• **Yönergeler**:
1) Mesut Yılmaz kasetleri haberinde "Organize suç örgütü" sözleriyle başlayıp "olduğunu öne sürdü." sözleriyle biten kısmı olduğu gibi kopyala.
2) Mesut Yılmaz kasetleri haberini kaldığı yerden devam ettir.

• **Kaynak**:
*****
Mesut Yılmaz kasetleri için Peker'e 5 milyon dolar ödemiş

Sedat Peker, Mesut Yılmaz'ın Hürriyet gazetesi ile "temiz toplum" kampanyası yaptığı dönemde kumar kasetlerini almak için kendisine 5 milyon dolar ödeme yaptığını açıkladı

Organize suç örgütü lideri Sedat Peker, eski başbakanlardan Mesut Yılmaz döneminde tutuklandığını ve Yılmaz'a ait kumarhane görüntülerinin karşılığında tahliye olduğunu iddia etti. Peker, akrabası olduğunu iddia ettiği, muhalefetin "5'li çete" diye adlandırdığı iş insanları arasında bulunan Cengiz Holding Yönetim Kurulu Başkanı Mehmet Cengiz'in aracı olduğunu öne sürdü.
*****
• **Kayıtlı Veriler**:

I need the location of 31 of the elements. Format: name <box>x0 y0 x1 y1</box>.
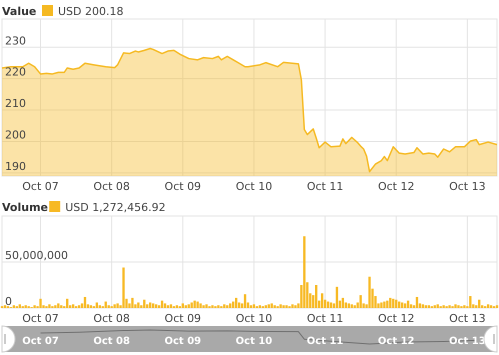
*****
• **Sonuçlar**:
1)
Organize suç örgütü lideri Sedat Peker, eski başbakanlardan Mesut Yılmaz döneminde tutuklandığını ve Yılmaz'a ait kumarhane görüntülerinin karşılığında tahliye olduğunu iddia etti. Peker, akrabası olduğunu iddia ettiği, muhalefetin "5'li çete" diye adlandırdığı iş insanları arasında bulunan Cengiz Holding Yönetim Kurulu Başkanı Mehmet Cengiz'in aracı olduğunu öne sürdü.

2)
Peker, "Deli Çavuş" adlı Twitter hesabından, Mehmet Cengiz ve Mesut Yılmaz hakkında birtakım iddialarda bulundu. Peker seçim öncesi çekeceğini söylediği videolarla ilgili de, "Seçim öncesi YouTube’da yapmayı planladığım videolarla ben yapmam gerekeni yapacağım" dedi.

Paylaşımına, "Bugün size akrabam olan Mehmet Cengiz’i anlatacağım. Beşli çeteye böylelikle ilk selamımızı vereceğiz" diyerek başlayan Peker, şunları söyledi:

"Ben Bolu Cezaevi’nden tahliye olduktan sonra diğer bir akrabamız olan Zafer Salman tarafından daha sık görüşmemiz sağlandı. Ben devlet ricalinin isteği üzerine 1997-1998 senelerinde Bulgaristan ve Romanya’ya bazı çalışmalar yapmak için gönderildikten sonra Türkiye’de Mesut Yılmaz başbakanlığında, gazetecilerin cazgırlığıyla temiz toplum yaygarası ülkeyi inletiyordu. Beni de bu hikayede sermaye yapmak istediklerini gıyabımda tutuklama kararı çıkardıklarında anladım. Özel bir uçak çağırarak Türkiye’ye döndüm. Benim çok büyük bir hata yaptığımı, bir daha tahliye olamayacağımı düşünüyorlardı. Benim rahatlığım ise herkesi şaşırtıyordu."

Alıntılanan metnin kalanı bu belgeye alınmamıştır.